**STATED PROBLEM**
Reproduce without any change the lines of the items from the one containing "footer-logo: alzheimer's association" through the one containing "photo xyxy=(341,219,553,365)", with both of those lines included.

** start of GIVEN INFORMATION **

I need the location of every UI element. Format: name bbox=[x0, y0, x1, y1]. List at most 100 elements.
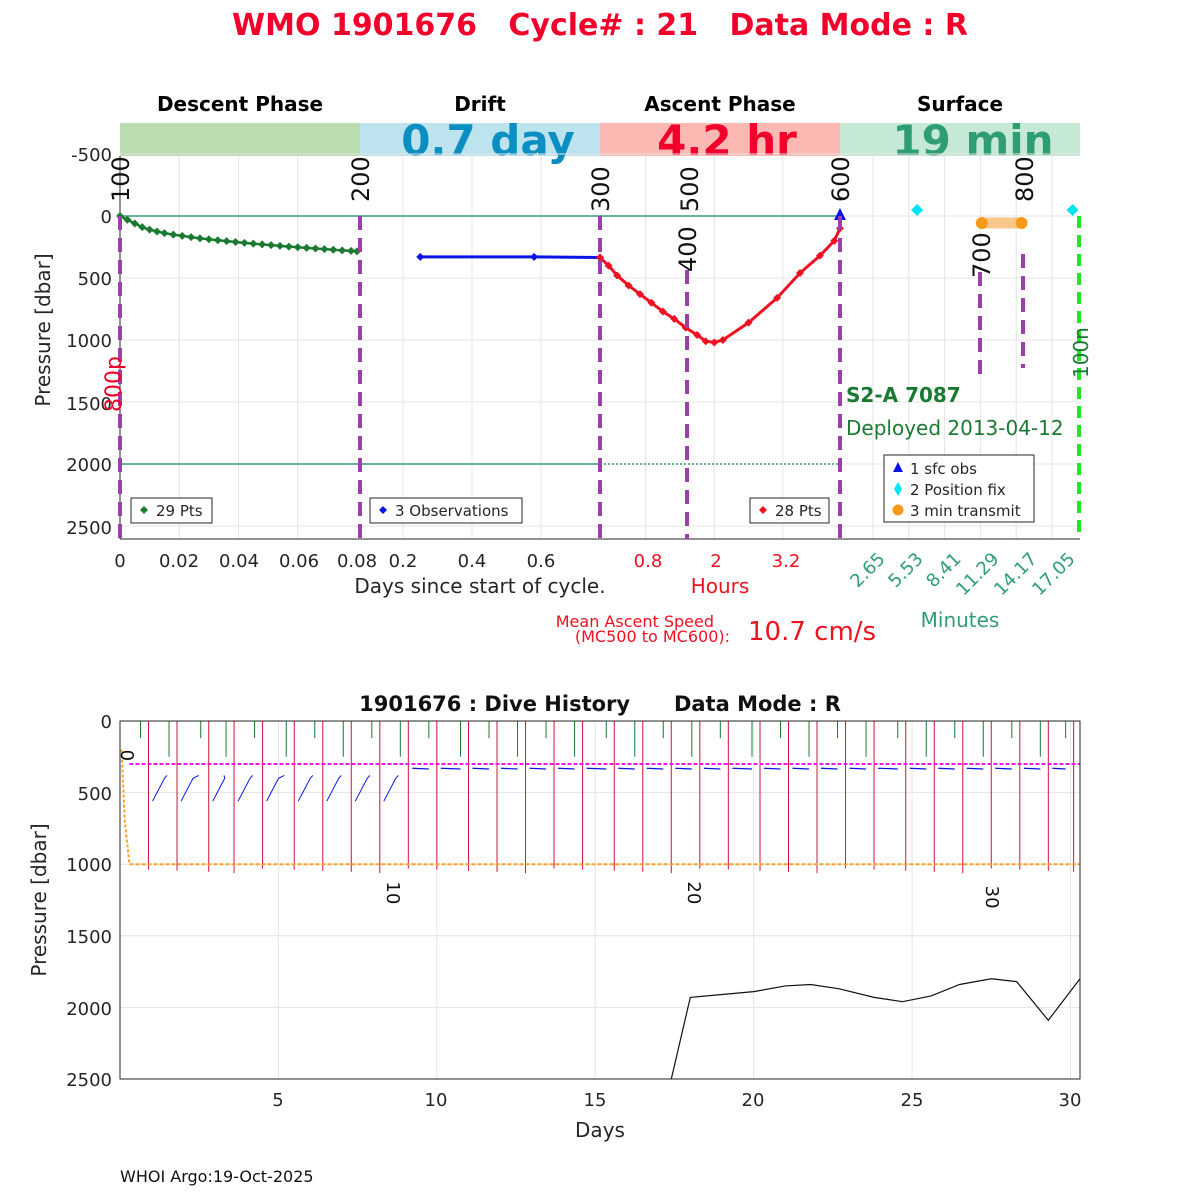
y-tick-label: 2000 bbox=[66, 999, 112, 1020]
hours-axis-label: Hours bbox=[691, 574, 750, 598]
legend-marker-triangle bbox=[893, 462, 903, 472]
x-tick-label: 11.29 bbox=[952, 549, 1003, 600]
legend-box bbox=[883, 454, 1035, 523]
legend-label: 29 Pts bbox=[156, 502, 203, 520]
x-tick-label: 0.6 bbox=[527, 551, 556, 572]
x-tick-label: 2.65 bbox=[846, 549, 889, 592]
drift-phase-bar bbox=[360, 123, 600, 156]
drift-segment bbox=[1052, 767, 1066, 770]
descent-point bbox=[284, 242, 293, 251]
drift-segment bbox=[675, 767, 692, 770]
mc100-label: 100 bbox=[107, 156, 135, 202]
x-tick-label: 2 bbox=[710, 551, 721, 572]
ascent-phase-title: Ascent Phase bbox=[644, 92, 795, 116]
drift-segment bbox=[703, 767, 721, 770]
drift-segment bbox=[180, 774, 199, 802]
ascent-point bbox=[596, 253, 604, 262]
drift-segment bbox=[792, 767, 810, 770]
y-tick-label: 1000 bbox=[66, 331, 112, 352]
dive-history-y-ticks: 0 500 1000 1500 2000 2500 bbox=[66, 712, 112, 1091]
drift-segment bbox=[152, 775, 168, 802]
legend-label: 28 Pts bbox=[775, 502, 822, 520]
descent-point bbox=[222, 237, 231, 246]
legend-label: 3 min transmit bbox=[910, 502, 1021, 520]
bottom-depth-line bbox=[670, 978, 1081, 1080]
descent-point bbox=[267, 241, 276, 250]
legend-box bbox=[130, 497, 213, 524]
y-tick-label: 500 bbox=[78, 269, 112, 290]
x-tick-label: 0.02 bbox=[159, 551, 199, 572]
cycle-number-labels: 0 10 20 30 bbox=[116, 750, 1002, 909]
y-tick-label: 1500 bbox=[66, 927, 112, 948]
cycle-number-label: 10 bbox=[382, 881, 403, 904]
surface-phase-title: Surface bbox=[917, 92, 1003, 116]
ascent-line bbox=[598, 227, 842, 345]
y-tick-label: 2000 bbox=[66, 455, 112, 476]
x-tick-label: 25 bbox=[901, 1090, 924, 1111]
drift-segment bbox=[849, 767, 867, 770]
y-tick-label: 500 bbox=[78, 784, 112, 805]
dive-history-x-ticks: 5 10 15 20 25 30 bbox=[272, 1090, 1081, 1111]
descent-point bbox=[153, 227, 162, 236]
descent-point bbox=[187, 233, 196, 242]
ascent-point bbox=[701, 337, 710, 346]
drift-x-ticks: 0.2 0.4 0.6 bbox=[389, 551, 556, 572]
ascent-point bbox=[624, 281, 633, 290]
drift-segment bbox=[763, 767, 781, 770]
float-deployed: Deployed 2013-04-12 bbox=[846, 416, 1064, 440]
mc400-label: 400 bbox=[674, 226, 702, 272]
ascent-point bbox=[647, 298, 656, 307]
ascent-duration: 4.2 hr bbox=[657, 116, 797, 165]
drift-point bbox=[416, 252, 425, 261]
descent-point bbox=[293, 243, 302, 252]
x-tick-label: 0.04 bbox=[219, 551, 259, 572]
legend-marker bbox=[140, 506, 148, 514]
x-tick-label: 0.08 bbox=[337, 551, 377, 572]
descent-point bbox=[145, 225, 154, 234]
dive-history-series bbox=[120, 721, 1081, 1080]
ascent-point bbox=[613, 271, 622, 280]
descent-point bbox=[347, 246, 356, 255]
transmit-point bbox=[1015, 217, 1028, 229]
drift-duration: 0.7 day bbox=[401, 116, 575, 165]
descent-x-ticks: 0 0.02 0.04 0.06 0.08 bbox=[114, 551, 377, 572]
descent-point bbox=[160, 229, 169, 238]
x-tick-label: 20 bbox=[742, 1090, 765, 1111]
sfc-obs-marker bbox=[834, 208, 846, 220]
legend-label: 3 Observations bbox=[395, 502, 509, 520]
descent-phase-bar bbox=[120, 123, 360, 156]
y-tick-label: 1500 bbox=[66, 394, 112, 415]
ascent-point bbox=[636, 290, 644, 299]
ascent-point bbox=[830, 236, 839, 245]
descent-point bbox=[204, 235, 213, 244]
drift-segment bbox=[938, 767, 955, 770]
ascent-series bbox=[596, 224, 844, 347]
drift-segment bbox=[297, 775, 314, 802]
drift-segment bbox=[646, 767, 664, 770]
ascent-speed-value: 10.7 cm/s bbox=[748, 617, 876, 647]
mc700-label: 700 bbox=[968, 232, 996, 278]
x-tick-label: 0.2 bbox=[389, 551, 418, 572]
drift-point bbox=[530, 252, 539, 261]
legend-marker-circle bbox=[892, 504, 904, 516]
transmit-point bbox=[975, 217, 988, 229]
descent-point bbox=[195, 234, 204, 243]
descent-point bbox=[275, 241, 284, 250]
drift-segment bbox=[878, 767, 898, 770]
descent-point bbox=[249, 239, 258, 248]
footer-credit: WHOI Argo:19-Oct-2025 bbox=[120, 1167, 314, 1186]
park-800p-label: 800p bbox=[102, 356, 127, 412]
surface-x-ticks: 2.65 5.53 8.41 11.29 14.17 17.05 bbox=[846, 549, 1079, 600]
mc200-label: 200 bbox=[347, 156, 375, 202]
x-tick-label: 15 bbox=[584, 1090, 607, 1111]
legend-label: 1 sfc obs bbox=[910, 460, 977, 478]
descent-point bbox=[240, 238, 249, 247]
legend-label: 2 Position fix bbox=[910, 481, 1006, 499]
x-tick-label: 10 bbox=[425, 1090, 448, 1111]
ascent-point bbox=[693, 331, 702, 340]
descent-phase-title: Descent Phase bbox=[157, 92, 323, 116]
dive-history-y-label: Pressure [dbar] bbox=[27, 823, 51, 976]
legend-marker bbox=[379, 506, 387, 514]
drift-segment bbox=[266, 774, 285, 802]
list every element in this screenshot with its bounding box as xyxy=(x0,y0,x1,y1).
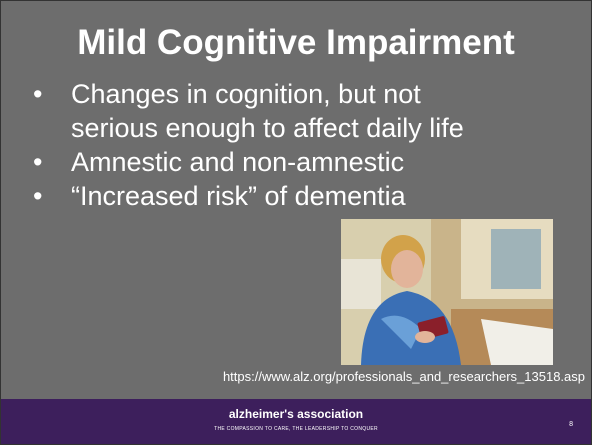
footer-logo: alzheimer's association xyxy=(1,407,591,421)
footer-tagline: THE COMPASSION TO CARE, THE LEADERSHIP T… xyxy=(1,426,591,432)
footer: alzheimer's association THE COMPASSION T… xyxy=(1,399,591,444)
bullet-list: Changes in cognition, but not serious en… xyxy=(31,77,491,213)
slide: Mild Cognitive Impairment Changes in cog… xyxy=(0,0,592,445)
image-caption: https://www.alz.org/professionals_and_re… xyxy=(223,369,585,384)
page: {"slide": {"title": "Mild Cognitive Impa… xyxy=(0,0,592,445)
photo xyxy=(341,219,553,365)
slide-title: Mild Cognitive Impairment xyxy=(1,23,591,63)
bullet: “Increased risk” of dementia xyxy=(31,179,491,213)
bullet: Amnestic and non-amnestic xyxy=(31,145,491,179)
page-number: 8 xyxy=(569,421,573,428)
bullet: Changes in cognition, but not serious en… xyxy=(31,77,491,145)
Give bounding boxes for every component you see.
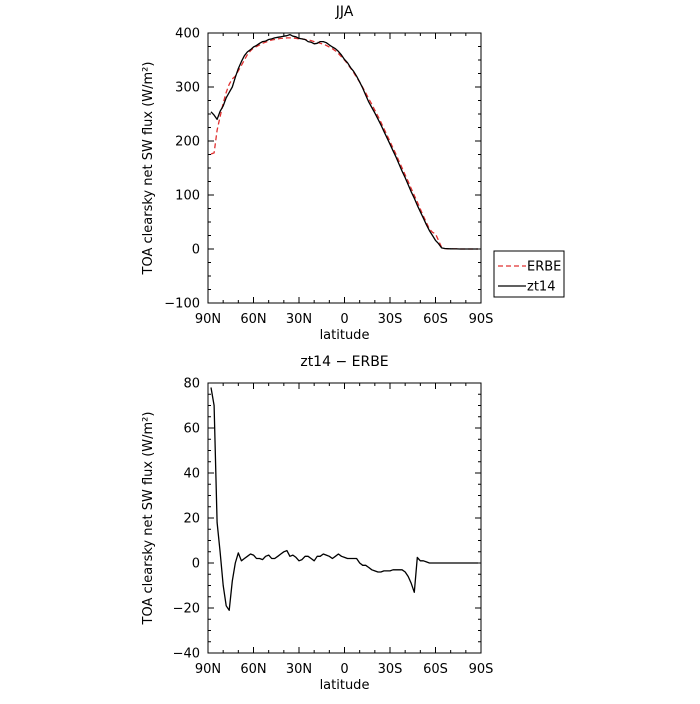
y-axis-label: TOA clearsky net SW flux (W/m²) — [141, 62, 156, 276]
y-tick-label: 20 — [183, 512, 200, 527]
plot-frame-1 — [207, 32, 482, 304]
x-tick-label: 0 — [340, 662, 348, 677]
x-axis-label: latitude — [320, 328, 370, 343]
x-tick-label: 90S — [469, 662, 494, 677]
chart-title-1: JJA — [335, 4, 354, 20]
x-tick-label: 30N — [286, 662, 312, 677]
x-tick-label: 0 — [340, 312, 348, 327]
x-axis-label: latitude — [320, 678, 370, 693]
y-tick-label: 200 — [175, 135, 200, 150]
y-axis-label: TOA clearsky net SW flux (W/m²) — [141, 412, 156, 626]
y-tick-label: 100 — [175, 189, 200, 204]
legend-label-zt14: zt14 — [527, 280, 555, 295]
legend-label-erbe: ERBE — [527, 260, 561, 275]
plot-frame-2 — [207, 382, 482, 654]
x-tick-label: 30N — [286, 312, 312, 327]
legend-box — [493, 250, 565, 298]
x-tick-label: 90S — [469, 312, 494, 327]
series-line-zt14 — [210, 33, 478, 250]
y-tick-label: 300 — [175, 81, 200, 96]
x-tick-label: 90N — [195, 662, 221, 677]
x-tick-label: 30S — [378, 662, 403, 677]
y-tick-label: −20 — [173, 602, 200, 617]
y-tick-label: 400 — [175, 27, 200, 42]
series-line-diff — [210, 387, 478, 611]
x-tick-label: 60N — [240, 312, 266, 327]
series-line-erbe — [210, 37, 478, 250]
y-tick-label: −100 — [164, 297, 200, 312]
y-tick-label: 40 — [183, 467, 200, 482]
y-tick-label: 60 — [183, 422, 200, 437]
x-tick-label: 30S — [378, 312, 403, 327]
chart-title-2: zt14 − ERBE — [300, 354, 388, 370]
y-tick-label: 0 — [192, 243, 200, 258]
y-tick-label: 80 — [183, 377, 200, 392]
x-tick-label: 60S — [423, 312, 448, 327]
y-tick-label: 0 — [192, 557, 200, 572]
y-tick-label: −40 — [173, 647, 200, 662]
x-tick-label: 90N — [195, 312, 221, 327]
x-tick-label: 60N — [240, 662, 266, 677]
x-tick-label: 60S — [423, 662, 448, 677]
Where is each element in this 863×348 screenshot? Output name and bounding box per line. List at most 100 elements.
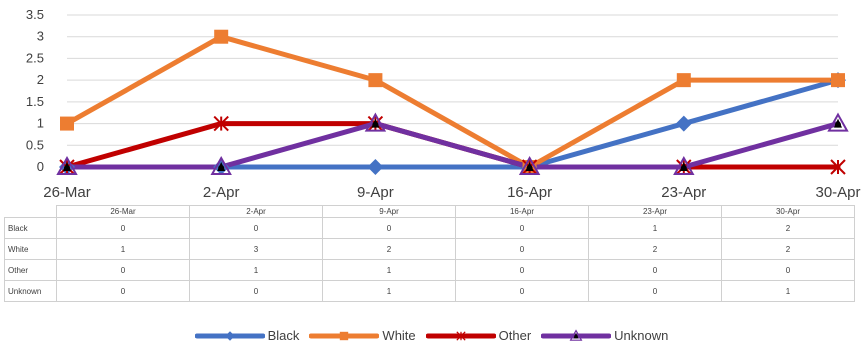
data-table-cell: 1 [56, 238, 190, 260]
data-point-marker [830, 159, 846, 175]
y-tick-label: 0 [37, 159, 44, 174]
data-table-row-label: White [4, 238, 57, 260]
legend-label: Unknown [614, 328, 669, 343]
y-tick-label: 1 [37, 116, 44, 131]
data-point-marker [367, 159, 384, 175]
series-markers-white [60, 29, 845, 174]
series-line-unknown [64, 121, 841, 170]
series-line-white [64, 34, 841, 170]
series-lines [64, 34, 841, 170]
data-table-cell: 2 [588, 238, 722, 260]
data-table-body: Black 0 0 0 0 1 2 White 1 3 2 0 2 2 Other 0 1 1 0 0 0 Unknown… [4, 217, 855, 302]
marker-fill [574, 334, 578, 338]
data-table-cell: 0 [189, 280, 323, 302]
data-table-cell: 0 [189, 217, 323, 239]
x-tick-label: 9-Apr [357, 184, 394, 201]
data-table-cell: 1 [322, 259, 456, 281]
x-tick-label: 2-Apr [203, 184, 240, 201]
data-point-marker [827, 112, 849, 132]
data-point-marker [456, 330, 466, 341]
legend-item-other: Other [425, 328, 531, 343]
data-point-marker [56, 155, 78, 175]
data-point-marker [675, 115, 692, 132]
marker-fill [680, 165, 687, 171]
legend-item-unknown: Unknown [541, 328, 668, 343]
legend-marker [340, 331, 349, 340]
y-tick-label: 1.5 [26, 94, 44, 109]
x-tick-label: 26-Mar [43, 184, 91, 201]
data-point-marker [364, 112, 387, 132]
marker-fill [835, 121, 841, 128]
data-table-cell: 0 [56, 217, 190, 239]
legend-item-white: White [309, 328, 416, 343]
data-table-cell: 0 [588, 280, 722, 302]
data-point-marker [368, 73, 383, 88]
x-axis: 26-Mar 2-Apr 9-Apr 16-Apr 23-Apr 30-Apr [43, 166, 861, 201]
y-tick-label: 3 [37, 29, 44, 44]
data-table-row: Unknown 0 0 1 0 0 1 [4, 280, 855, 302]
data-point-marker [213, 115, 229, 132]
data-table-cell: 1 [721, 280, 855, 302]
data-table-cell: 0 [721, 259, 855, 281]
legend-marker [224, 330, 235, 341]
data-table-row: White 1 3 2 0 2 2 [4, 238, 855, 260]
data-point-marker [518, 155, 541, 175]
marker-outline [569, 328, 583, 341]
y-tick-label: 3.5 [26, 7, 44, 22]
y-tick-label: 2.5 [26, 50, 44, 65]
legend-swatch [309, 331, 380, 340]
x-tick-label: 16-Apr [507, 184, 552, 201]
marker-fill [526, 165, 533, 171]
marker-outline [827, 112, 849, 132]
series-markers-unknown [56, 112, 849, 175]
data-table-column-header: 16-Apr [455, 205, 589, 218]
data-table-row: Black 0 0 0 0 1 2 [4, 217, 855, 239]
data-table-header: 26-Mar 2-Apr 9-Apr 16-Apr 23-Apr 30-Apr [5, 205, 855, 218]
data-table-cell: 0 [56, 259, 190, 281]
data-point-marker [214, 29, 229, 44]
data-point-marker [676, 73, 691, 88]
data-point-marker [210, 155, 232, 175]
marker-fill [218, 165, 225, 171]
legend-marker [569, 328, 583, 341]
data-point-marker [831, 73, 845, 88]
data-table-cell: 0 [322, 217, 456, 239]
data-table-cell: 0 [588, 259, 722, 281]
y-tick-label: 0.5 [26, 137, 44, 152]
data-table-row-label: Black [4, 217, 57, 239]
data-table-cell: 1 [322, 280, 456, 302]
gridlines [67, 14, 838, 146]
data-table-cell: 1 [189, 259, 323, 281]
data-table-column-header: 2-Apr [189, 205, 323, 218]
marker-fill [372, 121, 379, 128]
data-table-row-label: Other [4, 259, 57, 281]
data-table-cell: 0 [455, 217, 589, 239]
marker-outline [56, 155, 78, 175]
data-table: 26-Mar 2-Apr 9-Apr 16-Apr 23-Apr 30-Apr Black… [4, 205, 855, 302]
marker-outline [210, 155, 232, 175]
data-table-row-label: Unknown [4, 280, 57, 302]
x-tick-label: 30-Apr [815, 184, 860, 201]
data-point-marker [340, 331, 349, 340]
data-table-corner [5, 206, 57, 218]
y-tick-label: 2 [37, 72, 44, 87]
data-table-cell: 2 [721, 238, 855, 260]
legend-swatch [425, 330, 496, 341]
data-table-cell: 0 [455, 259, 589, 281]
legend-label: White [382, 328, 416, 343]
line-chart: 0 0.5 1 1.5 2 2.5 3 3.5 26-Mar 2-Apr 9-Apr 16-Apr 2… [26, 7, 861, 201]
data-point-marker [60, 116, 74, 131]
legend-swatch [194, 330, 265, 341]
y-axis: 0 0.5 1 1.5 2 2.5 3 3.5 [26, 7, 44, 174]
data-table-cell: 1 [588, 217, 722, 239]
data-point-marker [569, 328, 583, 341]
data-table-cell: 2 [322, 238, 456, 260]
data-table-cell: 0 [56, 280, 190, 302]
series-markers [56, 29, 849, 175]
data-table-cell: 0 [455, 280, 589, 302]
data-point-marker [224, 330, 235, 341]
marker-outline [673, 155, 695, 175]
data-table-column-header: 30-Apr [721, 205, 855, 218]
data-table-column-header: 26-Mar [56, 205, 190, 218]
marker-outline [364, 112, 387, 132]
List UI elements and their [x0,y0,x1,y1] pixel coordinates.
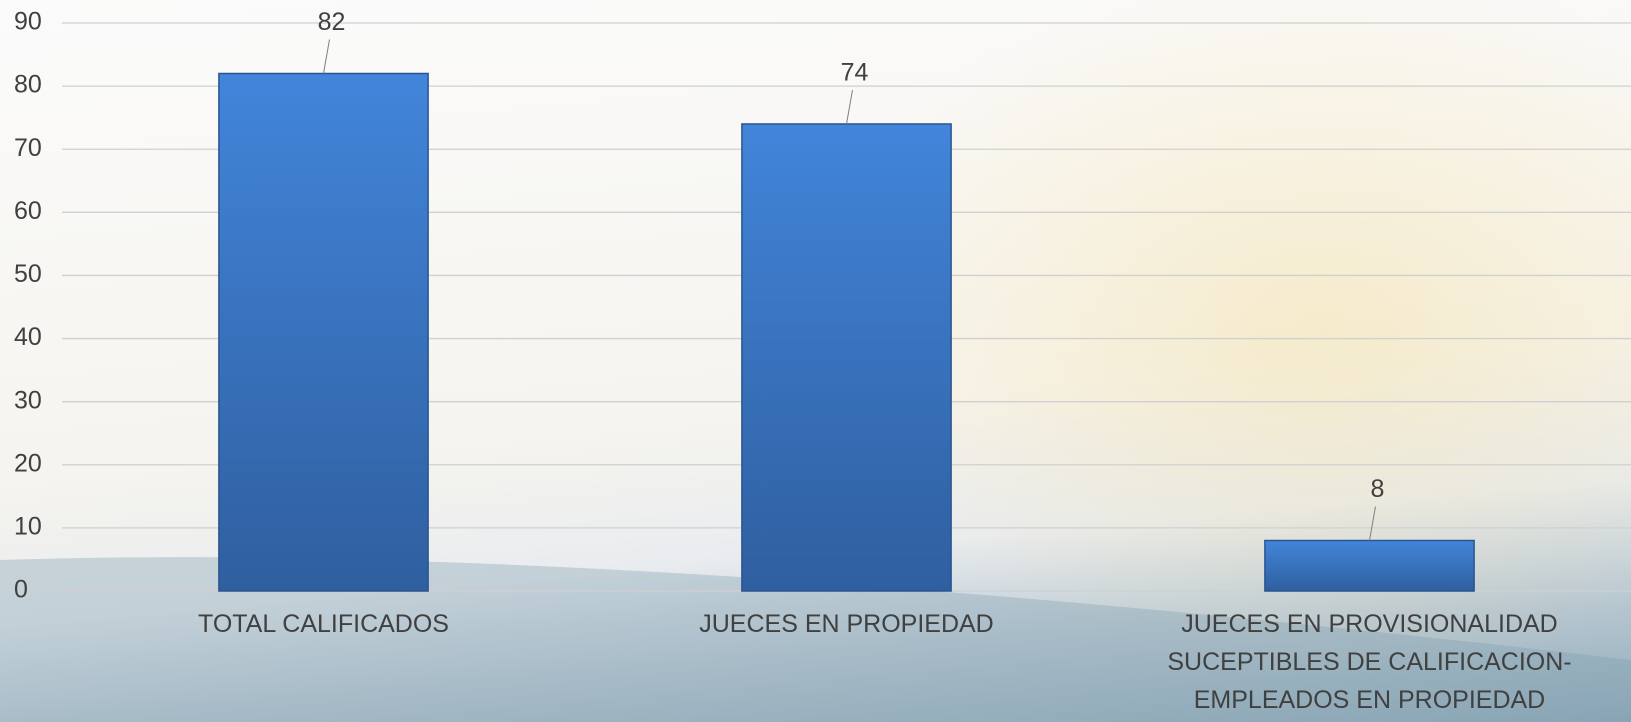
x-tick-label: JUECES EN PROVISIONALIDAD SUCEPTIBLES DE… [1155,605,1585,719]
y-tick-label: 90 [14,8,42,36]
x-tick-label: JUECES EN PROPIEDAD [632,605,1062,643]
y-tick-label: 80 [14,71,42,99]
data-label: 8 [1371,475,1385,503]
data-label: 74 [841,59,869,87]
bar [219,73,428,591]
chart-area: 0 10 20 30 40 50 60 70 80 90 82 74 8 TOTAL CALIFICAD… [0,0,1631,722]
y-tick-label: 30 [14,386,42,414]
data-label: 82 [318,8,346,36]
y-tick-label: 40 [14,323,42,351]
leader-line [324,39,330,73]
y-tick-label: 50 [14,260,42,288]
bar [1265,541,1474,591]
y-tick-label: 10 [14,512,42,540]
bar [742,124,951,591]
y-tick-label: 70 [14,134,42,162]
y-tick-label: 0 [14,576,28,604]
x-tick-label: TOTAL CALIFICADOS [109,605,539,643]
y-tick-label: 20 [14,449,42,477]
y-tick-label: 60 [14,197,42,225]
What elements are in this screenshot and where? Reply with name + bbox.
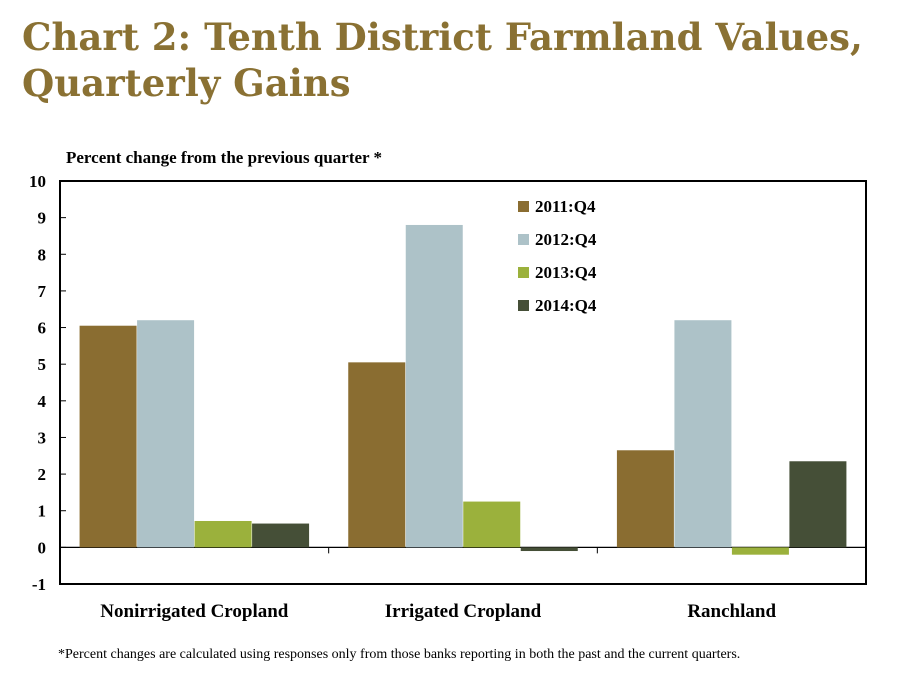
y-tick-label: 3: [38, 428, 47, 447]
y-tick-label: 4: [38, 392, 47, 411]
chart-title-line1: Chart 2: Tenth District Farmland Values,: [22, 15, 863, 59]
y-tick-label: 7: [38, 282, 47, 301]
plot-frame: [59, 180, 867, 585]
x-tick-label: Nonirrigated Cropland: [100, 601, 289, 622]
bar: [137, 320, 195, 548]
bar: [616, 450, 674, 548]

** end of GIVEN INFORMATION **

**RESPONSE**
footer-logo: alzheimer's association xyxy=(1,407,591,421)
footer-tagline: THE COMPASSION TO CARE, THE LEADERSHIP T… xyxy=(1,426,591,432)
footer: alzheimer's association THE COMPASSION T… xyxy=(1,399,591,444)
bullet-list: Changes in cognition, but not serious en… xyxy=(31,77,491,213)
slide: Mild Cognitive Impairment Changes in cog… xyxy=(0,0,592,445)
image-caption: https://www.alz.org/professionals_and_re… xyxy=(223,369,585,384)
page: {"slide": {"title": "Mild Cognitive Impa… xyxy=(0,0,592,445)
photo xyxy=(341,219,553,365)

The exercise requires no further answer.